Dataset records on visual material
§ §

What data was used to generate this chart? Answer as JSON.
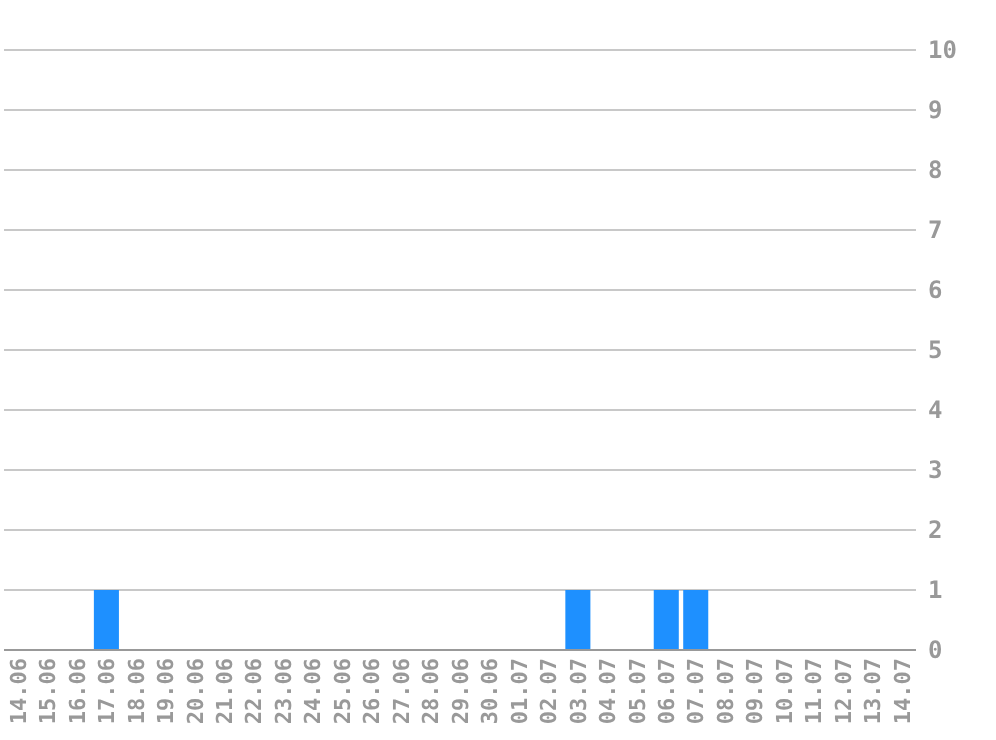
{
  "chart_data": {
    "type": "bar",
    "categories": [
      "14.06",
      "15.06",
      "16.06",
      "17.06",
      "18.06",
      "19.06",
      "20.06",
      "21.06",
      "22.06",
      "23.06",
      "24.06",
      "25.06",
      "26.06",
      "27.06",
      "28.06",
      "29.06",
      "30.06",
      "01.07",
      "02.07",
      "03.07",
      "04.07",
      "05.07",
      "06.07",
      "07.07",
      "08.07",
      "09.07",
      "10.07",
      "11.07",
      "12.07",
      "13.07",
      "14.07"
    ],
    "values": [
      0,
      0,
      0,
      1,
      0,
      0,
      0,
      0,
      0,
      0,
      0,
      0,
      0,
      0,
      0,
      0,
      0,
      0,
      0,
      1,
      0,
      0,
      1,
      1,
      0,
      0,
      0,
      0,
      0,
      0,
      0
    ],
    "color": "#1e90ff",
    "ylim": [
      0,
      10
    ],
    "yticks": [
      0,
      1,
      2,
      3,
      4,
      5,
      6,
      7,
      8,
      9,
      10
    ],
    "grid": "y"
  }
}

§ §

### AIM
Make an exact copy of the records above, with the pictures left out.

### PROBLEM SOLUTION
What data was used to generate this chart? Answer as JSON.
{
  "chart_data": {
    "type": "bar",
    "categories": [
      "14.06",
      "15.06",
      "16.06",
      "17.06",
      "18.06",
      "19.06",
      "20.06",
      "21.06",
      "22.06",
      "23.06",
      "24.06",
      "25.06",
      "26.06",
      "27.06",
      "28.06",
      "29.06",
      "30.06",
      "01.07",
      "02.07",
      "03.07",
      "04.07",
      "05.07",
      "06.07",
      "07.07",
      "08.07",
      "09.07",
      "10.07",
      "11.07",
      "12.07",
      "13.07",
      "14.07"
    ],
    "values": [
      0,
      0,
      0,
      1,
      0,
      0,
      0,
      0,
      0,
      0,
      0,
      0,
      0,
      0,
      0,
      0,
      0,
      0,
      0,
      1,
      0,
      0,
      1,
      1,
      0,
      0,
      0,
      0,
      0,
      0,
      0
    ],
    "color": "#1e90ff",
    "ylim": [
      0,
      10
    ],
    "yticks": [
      0,
      1,
      2,
      3,
      4,
      5,
      6,
      7,
      8,
      9,
      10
    ],
    "grid": "y"
  }
}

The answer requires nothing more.